------ Records for the exercise

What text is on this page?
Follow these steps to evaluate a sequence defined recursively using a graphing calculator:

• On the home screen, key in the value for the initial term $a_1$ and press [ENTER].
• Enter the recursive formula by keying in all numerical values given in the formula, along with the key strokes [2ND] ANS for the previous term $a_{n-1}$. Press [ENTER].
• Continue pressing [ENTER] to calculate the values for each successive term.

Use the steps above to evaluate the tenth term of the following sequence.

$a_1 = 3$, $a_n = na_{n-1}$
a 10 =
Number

------------

* [What needs to be done]:
Above are the records; copy all of them exactly.

* [Exercise answer]:
What text is on this page?
Follow these steps to evaluate a sequence defined recursively using a graphing calculator:

• On the home screen, key in the value for the initial term $a_1$ and press [ENTER].
• Enter the recursive formula by keying in all numerical values given in the formula, along with the key strokes [2ND] ANS for the previous term $a_{n-1}$. Press [ENTER].
• Continue pressing [ENTER] to calculate the values for each successive term.

Use the steps above to evaluate the tenth term of the following sequence.

$a_1 = 3$, $a_n = na_{n-1}$
a 10 =
Number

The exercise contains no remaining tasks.